# Start of Given data

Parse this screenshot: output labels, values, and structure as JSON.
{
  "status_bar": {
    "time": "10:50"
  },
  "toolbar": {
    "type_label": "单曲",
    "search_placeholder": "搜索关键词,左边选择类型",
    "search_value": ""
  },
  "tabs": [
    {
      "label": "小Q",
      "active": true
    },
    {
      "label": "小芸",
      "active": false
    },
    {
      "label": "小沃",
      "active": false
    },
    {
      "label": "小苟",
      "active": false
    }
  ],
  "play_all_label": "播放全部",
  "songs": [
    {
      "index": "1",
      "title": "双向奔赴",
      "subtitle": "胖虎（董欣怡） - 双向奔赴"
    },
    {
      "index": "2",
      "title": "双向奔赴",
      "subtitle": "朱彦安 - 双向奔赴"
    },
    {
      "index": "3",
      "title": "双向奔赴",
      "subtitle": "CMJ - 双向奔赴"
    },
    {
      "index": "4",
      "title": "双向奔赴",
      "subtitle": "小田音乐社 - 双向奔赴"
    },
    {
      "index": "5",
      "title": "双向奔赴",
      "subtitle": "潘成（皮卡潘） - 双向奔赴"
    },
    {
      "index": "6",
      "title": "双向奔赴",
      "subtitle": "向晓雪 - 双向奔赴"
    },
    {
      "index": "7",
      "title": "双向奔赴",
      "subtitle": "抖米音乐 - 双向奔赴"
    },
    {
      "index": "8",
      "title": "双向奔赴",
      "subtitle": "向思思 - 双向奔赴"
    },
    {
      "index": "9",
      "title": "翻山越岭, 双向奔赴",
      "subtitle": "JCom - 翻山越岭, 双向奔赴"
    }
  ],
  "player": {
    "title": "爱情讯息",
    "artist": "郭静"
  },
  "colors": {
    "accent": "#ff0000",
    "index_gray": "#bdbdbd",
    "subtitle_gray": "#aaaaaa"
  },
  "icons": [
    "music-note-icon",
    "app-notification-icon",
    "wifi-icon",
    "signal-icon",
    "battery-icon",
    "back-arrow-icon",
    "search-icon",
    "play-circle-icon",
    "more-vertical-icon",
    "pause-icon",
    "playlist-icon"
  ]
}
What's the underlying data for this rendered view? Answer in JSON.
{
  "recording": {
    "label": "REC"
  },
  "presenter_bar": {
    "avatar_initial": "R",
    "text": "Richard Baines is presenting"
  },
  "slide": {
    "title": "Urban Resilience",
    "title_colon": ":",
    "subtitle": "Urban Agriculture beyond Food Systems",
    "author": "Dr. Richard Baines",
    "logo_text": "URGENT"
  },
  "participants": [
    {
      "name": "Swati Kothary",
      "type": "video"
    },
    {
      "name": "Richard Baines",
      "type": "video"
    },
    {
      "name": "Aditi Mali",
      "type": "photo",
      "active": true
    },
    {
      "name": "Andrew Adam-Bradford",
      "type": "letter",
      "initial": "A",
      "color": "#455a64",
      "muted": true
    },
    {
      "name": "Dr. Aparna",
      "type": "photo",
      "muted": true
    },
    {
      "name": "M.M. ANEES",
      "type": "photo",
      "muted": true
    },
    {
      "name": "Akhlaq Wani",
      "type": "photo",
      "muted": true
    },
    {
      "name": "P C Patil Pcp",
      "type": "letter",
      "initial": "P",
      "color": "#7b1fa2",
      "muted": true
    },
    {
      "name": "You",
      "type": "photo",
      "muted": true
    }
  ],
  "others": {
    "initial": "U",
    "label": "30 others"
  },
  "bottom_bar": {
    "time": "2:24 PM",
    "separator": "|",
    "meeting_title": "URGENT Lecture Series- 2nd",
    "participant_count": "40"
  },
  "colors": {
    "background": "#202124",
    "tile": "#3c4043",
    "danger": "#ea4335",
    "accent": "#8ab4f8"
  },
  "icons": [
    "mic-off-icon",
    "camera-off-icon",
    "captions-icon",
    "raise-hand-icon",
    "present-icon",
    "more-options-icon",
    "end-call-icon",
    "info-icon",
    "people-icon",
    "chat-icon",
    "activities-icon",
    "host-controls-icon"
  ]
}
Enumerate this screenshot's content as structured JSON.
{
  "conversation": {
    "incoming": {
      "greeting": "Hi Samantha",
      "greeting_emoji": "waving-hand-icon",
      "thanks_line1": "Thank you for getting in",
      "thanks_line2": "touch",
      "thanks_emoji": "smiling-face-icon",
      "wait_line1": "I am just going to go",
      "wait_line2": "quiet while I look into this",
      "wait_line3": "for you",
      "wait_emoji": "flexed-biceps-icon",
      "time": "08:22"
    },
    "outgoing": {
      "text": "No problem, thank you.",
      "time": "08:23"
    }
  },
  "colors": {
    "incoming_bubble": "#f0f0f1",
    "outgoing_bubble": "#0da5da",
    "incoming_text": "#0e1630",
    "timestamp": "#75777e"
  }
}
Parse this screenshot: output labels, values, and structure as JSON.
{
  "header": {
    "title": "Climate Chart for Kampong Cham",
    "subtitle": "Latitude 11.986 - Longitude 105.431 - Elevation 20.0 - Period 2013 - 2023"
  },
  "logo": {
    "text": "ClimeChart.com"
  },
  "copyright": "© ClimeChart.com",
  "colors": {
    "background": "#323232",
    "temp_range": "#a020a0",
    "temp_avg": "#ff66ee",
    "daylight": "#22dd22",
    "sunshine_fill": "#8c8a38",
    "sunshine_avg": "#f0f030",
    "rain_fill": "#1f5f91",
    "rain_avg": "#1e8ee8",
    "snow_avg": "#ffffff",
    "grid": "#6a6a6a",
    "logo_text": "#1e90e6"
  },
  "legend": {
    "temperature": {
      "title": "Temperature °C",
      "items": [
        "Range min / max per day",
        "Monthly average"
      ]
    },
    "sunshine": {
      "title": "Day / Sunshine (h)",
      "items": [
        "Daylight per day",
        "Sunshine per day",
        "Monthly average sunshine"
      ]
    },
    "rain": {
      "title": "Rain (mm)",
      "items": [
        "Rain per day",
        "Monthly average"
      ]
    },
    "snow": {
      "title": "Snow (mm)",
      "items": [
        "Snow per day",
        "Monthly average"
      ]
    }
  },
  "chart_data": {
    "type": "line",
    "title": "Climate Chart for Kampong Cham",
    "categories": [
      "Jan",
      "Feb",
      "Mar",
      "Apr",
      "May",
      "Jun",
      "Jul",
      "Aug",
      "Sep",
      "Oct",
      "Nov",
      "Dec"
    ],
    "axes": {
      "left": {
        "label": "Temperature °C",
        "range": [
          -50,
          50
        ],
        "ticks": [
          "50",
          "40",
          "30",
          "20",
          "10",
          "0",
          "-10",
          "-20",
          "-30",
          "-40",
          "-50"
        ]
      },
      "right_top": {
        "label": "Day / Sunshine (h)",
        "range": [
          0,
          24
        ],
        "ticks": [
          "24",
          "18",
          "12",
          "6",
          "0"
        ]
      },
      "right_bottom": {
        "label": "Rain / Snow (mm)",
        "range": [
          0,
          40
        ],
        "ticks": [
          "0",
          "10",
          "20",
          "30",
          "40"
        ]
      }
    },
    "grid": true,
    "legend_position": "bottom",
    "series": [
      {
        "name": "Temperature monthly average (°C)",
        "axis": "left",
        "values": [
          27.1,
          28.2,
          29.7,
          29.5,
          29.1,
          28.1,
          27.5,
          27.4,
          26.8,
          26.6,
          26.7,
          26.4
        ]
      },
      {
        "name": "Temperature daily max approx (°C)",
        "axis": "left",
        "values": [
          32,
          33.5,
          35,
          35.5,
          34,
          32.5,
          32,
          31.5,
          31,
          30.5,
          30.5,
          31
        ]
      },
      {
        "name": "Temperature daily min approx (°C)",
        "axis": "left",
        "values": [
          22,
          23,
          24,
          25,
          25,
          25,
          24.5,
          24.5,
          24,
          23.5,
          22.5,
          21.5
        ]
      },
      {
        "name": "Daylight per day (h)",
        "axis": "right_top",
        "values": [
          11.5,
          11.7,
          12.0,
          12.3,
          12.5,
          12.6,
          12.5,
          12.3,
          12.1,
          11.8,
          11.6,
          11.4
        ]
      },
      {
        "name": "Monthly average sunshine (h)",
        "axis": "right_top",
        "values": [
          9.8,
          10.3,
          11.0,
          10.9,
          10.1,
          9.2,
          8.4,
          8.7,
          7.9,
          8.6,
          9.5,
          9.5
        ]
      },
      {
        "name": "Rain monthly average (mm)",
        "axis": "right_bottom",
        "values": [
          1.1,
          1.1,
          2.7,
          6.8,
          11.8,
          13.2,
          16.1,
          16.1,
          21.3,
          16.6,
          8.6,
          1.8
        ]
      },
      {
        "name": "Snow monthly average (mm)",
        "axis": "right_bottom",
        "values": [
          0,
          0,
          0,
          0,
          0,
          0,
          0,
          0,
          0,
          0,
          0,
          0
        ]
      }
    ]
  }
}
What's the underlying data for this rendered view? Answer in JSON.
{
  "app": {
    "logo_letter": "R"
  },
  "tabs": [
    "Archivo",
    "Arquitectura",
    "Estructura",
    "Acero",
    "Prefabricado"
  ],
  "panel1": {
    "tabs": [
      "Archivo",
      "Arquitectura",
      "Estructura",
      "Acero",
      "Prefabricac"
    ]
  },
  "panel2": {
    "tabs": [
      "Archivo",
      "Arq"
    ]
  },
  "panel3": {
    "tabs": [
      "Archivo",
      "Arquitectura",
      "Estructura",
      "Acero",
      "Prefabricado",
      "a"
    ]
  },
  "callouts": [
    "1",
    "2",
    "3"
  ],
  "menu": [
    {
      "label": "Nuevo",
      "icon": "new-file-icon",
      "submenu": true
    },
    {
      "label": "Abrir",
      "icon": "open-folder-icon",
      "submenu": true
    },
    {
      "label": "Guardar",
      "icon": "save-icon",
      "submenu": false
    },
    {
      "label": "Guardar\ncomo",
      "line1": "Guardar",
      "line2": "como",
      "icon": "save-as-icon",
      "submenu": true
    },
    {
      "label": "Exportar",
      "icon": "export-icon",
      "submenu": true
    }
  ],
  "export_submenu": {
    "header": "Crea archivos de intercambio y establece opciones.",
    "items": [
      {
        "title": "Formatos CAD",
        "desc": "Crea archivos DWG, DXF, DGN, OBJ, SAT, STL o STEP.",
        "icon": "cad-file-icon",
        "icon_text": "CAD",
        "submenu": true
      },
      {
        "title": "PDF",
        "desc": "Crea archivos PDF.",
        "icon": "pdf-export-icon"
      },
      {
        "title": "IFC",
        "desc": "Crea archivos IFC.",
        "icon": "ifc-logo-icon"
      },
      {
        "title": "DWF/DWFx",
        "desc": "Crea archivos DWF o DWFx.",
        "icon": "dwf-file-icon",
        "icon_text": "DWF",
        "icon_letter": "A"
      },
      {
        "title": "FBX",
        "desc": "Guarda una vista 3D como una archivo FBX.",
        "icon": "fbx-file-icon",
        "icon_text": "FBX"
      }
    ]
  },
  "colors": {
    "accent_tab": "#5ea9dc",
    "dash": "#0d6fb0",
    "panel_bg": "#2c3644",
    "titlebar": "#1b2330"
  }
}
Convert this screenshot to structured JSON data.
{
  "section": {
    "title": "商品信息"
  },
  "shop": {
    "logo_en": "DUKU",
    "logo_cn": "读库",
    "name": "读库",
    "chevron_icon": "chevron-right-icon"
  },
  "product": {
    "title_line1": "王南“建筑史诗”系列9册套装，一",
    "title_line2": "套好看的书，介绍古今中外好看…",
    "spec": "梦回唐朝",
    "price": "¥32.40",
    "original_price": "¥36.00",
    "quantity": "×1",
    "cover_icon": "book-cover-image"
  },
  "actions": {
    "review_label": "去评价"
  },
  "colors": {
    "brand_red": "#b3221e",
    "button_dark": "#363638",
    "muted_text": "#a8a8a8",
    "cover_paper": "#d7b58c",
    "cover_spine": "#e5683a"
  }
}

# End of Given data

_Task goal_
Find the word "approx" in the data and show each line that holds it.

_Full solution_
        "name": "Temperature daily max approx (°C)",
        "name": "Temperature daily min approx (°C)",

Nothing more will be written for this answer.